Exercise instructions:
Write out the listing beneath this instruction in its entirety, exactly as it reads.

(Items from a figure collection)
——————————

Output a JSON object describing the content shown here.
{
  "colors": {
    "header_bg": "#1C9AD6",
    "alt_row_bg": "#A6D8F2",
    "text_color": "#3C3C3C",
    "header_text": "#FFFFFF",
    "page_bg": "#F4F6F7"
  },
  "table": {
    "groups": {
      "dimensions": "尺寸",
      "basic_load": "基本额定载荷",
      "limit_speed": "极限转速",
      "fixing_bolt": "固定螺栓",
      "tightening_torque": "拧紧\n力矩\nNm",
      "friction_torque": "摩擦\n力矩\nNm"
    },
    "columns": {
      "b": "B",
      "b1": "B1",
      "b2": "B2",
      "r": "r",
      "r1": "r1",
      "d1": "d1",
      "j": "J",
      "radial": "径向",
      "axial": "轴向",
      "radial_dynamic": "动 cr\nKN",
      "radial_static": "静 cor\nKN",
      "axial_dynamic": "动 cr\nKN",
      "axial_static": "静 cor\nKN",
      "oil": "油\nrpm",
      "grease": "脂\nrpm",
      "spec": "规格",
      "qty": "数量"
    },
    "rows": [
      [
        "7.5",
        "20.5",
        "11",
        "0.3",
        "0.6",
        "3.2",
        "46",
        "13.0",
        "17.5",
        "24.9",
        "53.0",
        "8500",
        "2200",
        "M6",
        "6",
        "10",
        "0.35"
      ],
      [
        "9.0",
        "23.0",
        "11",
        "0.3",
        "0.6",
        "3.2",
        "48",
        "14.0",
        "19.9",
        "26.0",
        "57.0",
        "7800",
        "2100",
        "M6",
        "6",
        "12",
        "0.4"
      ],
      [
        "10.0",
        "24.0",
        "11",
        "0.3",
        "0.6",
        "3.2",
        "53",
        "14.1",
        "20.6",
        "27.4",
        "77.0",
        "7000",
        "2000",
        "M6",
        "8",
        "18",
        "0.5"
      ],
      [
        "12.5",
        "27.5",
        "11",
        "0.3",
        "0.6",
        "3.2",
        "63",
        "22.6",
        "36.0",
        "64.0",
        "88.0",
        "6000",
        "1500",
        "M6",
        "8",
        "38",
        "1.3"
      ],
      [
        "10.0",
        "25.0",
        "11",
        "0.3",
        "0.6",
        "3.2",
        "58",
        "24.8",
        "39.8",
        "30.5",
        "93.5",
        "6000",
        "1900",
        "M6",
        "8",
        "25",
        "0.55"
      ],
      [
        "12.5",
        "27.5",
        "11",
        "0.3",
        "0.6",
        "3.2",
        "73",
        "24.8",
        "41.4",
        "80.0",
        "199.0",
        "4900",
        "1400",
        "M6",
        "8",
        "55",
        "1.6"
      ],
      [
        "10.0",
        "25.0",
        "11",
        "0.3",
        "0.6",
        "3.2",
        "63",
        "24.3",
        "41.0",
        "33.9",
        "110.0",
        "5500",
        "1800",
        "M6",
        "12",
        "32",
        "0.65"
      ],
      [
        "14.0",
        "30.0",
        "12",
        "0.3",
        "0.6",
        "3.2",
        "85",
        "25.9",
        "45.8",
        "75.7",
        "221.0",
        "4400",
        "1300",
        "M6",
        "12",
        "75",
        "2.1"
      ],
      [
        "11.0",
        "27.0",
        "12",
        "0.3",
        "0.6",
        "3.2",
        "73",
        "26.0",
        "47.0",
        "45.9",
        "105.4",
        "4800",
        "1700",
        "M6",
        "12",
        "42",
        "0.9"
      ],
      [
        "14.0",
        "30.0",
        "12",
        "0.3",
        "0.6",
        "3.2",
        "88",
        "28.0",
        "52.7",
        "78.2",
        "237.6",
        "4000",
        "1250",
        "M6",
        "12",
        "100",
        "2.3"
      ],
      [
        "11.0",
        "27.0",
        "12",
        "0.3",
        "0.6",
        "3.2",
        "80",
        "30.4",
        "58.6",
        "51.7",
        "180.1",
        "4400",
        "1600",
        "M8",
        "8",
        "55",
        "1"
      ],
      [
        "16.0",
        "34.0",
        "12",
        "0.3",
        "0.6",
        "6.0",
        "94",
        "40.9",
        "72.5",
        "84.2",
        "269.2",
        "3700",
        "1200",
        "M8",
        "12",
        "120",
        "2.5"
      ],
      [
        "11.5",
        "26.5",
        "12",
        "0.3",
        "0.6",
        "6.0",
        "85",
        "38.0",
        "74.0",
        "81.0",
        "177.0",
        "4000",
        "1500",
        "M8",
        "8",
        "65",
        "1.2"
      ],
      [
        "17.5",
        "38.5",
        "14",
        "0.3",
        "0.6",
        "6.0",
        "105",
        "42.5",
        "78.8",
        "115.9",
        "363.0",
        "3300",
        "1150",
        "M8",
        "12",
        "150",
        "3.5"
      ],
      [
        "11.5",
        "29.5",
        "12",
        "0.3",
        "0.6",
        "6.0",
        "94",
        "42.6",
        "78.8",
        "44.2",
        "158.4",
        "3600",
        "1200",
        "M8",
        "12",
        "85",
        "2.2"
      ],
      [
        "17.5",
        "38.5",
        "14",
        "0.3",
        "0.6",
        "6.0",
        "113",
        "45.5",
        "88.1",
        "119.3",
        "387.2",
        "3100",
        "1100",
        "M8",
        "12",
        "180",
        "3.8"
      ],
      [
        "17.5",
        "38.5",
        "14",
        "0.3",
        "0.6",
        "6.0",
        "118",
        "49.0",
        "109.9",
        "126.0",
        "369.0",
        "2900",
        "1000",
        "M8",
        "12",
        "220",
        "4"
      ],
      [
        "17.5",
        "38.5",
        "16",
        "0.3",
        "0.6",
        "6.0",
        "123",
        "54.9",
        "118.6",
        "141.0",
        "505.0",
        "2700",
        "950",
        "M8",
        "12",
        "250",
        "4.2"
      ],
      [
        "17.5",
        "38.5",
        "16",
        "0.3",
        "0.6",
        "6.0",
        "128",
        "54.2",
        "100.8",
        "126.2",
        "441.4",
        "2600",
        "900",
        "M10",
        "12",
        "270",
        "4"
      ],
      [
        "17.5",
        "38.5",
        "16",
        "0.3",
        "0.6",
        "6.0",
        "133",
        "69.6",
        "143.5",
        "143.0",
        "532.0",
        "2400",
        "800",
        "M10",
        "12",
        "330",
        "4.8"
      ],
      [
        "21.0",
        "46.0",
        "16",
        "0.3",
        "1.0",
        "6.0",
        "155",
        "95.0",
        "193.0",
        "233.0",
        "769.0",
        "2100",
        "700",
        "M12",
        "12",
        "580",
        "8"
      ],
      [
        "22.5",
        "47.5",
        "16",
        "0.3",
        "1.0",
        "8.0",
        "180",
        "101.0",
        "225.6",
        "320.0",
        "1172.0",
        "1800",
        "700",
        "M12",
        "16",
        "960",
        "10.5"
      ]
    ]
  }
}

——————————

In response:
Output a JSON object describing the content shown here.
{
  "colors": {
    "header_bg": "#1C9AD6",
    "alt_row_bg": "#A6D8F2",
    "text_color": "#3C3C3C",
    "header_text": "#FFFFFF",
    "page_bg": "#F4F6F7"
  },
  "table": {
    "groups": {
      "dimensions": "尺寸",
      "basic_load": "基本额定载荷",
      "limit_speed": "极限转速",
      "fixing_bolt": "固定螺栓",
      "tightening_torque": "拧紧\n力矩\nNm",
      "friction_torque": "摩擦\n力矩\nNm"
    },
    "columns": {
      "b": "B",
      "b1": "B1",
      "b2": "B2",
      "r": "r",
      "r1": "r1",
      "d1": "d1",
      "j": "J",
      "radial": "径向",
      "axial": "轴向",
      "radial_dynamic": "动 cr\nKN",
      "radial_static": "静 cor\nKN",
      "axial_dynamic": "动 cr\nKN",
      "axial_static": "静 cor\nKN",
      "oil": "油\nrpm",
      "grease": "脂\nrpm",
      "spec": "规格",
      "qty": "数量"
    },
    "rows": [
      [
        "7.5",
        "20.5",
        "11",
        "0.3",
        "0.6",
        "3.2",
        "46",
        "13.0",
        "17.5",
        "24.9",
        "53.0",
        "8500",
        "2200",
        "M6",
        "6",
        "10",
        "0.35"
      ],
      [
        "9.0",
        "23.0",
        "11",
        "0.3",
        "0.6",
        "3.2",
        "48",
        "14.0",
        "19.9",
        "26.0",
        "57.0",
        "7800",
        "2100",
        "M6",
        "6",
        "12",
        "0.4"
      ],
      [
        "10.0",
        "24.0",
        "11",
        "0.3",
        "0.6",
        "3.2",
        "53",
        "14.1",
        "20.6",
        "27.4",
        "77.0",
        "7000",
        "2000",
        "M6",
        "8",
        "18",
        "0.5"
      ],
      [
        "12.5",
        "27.5",
        "11",
        "0.3",
        "0.6",
        "3.2",
        "63",
        "22.6",
        "36.0",
        "64.0",
        "88.0",
        "6000",
        "1500",
        "M6",
        "8",
        "38",
        "1.3"
      ],
      [
        "10.0",
        "25.0",
        "11",
        "0.3",
        "0.6",
        "3.2",
        "58",
        "24.8",
        "39.8",
        "30.5",
        "93.5",
        "6000",
        "1900",
        "M6",
        "8",
        "25",
        "0.55"
      ],
      [
        "12.5",
        "27.5",
        "11",
        "0.3",
        "0.6",
        "3.2",
        "73",
        "24.8",
        "41.4",
        "80.0",
        "199.0",
        "4900",
        "1400",
        "M6",
        "8",
        "55",
        "1.6"
      ],
      [
        "10.0",
        "25.0",
        "11",
        "0.3",
        "0.6",
        "3.2",
        "63",
        "24.3",
        "41.0",
        "33.9",
        "110.0",
        "5500",
        "1800",
        "M6",
        "12",
        "32",
        "0.65"
      ],
      [
        "14.0",
        "30.0",
        "12",
        "0.3",
        "0.6",
        "3.2",
        "85",
        "25.9",
        "45.8",
        "75.7",
        "221.0",
        "4400",
        "1300",
        "M6",
        "12",
        "75",
        "2.1"
      ],
      [
        "11.0",
        "27.0",
        "12",
        "0.3",
        "0.6",
        "3.2",
        "73",
        "26.0",
        "47.0",
        "45.9",
        "105.4",
        "4800",
        "1700",
        "M6",
        "12",
        "42",
        "0.9"
      ],
      [
        "14.0",
        "30.0",
        "12",
        "0.3",
        "0.6",
        "3.2",
        "88",
        "28.0",
        "52.7",
        "78.2",
        "237.6",
        "4000",
        "1250",
        "M6",
        "12",
        "100",
        "2.3"
      ],
      [
        "11.0",
        "27.0",
        "12",
        "0.3",
        "0.6",
        "3.2",
        "80",
        "30.4",
        "58.6",
        "51.7",
        "180.1",
        "4400",
        "1600",
        "M8",
        "8",
        "55",
        "1"
      ],
      [
        "16.0",
        "34.0",
        "12",
        "0.3",
        "0.6",
        "6.0",
        "94",
        "40.9",
        "72.5",
        "84.2",
        "269.2",
        "3700",
        "1200",
        "M8",
        "12",
        "120",
        "2.5"
      ],
      [
        "11.5",
        "26.5",
        "12",
        "0.3",
        "0.6",
        "6.0",
        "85",
        "38.0",
        "74.0",
        "81.0",
        "177.0",
        "4000",
        "1500",
        "M8",
        "8",
        "65",
        "1.2"
      ],
      [
        "17.5",
        "38.5",
        "14",
        "0.3",
        "0.6",
        "6.0",
        "105",
        "42.5",
        "78.8",
        "115.9",
        "363.0",
        "3300",
        "1150",
        "M8",
        "12",
        "150",
        "3.5"
      ],
      [
        "11.5",
        "29.5",
        "12",
        "0.3",
        "0.6",
        "6.0",
        "94",
        "42.6",
        "78.8",
        "44.2",
        "158.4",
        "3600",
        "1200",
        "M8",
        "12",
        "85",
        "2.2"
      ],
      [
        "17.5",
        "38.5",
        "14",
        "0.3",
        "0.6",
        "6.0",
        "113",
        "45.5",
        "88.1",
        "119.3",
        "387.2",
        "3100",
        "1100",
        "M8",
        "12",
        "180",
        "3.8"
      ],
      [
        "17.5",
        "38.5",
        "14",
        "0.3",
        "0.6",
        "6.0",
        "118",
        "49.0",
        "109.9",
        "126.0",
        "369.0",
        "2900",
        "1000",
        "M8",
        "12",
        "220",
        "4"
      ],
      [
        "17.5",
        "38.5",
        "16",
        "0.3",
        "0.6",
        "6.0",
        "123",
        "54.9",
        "118.6",
        "141.0",
        "505.0",
        "2700",
        "950",
        "M8",
        "12",
        "250",
        "4.2"
      ],
      [
        "17.5",
        "38.5",
        "16",
        "0.3",
        "0.6",
        "6.0",
        "128",
        "54.2",
        "100.8",
        "126.2",
        "441.4",
        "2600",
        "900",
        "M10",
        "12",
        "270",
        "4"
      ],
      [
        "17.5",
        "38.5",
        "16",
        "0.3",
        "0.6",
        "6.0",
        "133",
        "69.6",
        "143.5",
        "143.0",
        "532.0",
        "2400",
        "800",
        "M10",
        "12",
        "330",
        "4.8"
      ],
      [
        "21.0",
        "46.0",
        "16",
        "0.3",
        "1.0",
        "6.0",
        "155",
        "95.0",
        "193.0",
        "233.0",
        "769.0",
        "2100",
        "700",
        "M12",
        "12",
        "580",
        "8"
      ],
      [
        "22.5",
        "47.5",
        "16",
        "0.3",
        "1.0",
        "8.0",
        "180",
        "101.0",
        "225.6",
        "320.0",
        "1172.0",
        "1800",
        "700",
        "M12",
        "16",
        "960",
        "10.5"
      ]
    ]
  }
}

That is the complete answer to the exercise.